## EXTRACTED DATA
--

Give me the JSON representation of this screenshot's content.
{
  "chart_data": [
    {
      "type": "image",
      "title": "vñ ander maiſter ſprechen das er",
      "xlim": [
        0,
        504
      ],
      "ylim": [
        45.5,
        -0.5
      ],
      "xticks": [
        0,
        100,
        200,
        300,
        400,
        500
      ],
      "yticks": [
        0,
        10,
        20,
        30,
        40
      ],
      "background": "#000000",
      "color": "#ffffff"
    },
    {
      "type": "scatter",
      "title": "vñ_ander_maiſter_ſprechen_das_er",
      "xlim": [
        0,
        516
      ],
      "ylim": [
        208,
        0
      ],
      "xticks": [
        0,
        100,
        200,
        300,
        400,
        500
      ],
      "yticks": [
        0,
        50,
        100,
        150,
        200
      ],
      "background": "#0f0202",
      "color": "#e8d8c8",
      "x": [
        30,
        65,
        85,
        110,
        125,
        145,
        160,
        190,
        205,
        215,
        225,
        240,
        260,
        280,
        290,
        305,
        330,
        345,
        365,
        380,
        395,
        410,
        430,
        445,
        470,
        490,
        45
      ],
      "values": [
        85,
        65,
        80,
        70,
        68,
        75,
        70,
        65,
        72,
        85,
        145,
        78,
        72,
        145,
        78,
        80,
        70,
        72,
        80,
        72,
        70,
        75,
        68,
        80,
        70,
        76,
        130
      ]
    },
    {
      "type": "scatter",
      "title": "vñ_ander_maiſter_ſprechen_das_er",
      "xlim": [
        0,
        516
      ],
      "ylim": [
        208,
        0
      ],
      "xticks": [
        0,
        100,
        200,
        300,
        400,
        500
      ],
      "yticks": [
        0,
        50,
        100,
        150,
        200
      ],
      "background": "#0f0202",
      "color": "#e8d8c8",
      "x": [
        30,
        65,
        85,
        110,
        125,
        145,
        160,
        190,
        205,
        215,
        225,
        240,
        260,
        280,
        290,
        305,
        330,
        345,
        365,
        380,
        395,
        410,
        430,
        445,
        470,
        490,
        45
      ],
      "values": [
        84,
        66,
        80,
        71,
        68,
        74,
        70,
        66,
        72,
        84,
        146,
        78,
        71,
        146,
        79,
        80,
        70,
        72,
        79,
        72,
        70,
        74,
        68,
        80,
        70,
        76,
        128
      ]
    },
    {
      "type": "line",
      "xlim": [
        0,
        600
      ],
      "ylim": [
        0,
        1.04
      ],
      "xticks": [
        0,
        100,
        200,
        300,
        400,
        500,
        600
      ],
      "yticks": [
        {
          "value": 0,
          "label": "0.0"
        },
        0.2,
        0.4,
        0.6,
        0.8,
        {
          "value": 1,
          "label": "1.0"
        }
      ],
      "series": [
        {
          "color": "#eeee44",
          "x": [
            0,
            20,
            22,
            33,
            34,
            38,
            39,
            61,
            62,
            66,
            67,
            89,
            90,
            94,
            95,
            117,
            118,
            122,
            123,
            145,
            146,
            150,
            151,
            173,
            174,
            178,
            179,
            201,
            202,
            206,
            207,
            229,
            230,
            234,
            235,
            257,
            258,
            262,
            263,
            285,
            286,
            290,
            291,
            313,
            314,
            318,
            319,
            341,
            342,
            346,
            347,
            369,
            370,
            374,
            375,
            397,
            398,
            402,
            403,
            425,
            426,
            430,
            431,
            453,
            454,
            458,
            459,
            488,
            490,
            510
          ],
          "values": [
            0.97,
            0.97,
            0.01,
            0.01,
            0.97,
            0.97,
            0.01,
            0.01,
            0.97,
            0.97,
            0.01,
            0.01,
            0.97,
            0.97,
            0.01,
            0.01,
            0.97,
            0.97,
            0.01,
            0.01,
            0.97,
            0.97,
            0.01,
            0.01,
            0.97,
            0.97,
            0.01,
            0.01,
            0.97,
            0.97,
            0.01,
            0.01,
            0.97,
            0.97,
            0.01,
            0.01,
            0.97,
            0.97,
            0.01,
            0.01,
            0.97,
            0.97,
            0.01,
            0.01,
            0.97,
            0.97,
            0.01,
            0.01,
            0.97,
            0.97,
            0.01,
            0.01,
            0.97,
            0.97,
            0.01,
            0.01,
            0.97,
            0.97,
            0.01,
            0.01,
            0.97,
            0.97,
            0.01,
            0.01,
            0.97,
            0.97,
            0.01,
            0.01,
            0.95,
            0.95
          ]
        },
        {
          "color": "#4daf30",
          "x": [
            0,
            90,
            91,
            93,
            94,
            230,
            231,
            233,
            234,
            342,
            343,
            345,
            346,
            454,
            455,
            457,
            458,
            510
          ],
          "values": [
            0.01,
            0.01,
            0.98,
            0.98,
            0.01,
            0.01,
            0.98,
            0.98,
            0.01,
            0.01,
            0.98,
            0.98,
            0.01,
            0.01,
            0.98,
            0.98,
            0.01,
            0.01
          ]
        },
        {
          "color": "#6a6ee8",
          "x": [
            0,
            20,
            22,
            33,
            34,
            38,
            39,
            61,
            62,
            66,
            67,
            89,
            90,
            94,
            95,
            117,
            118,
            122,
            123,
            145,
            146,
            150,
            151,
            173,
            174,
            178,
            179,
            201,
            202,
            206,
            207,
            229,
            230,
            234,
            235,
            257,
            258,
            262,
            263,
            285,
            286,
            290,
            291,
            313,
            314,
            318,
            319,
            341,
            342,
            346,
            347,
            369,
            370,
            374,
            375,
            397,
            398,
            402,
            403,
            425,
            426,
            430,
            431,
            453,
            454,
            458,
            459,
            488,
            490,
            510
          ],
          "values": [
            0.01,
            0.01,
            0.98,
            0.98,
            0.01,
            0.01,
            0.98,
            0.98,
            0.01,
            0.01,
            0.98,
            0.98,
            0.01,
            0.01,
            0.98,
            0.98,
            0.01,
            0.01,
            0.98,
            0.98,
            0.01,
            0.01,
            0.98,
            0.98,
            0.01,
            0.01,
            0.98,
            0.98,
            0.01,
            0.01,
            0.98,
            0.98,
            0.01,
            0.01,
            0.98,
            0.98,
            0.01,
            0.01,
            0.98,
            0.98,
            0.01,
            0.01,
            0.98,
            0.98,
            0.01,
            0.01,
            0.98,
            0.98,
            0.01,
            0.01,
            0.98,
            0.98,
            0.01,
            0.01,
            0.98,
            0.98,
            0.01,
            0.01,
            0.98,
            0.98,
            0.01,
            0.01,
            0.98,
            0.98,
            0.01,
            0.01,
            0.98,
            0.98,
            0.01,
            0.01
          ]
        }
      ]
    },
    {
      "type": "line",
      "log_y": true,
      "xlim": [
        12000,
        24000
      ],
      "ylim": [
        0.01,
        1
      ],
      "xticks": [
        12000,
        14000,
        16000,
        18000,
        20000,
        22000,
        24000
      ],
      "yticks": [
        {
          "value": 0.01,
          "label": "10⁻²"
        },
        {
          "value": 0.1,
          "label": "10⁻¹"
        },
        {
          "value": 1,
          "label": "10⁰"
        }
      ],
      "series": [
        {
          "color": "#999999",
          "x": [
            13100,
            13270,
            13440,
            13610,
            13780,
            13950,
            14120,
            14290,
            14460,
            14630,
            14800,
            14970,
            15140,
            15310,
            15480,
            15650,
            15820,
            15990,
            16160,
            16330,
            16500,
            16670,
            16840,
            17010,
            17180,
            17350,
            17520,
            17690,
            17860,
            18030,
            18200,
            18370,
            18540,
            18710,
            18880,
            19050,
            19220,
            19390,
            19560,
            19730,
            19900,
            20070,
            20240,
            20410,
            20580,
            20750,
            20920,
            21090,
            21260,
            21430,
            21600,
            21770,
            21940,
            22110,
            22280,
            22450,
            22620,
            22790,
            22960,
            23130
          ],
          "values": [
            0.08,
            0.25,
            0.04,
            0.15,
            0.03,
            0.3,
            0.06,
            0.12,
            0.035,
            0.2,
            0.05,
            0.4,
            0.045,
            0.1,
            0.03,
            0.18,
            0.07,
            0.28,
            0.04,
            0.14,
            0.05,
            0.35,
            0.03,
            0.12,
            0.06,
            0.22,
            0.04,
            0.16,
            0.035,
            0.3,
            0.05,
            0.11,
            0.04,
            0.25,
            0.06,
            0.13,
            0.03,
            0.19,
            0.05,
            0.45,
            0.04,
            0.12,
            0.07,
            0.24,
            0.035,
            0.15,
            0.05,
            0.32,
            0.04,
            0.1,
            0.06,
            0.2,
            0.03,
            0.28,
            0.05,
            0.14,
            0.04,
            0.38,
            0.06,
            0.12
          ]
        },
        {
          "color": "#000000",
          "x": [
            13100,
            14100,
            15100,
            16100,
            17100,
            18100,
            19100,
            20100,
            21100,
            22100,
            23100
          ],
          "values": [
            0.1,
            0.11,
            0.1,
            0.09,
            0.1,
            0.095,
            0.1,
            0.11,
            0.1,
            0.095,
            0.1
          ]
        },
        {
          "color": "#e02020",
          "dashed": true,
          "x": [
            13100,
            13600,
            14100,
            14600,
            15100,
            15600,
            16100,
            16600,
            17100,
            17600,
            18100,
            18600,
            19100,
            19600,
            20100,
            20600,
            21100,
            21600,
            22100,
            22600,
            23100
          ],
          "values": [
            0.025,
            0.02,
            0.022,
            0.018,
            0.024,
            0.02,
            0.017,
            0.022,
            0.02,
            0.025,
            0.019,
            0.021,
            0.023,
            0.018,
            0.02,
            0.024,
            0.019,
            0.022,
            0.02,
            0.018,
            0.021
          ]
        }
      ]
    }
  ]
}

--

Identify the lines of the entries containing the string "label". Copy each such line.

## PROBLEM SOLUTION
          "label": "0.0"
          "label": "1.0"
          "label": "10⁻²"
          "label": "10⁻¹"
          "label": "10⁰"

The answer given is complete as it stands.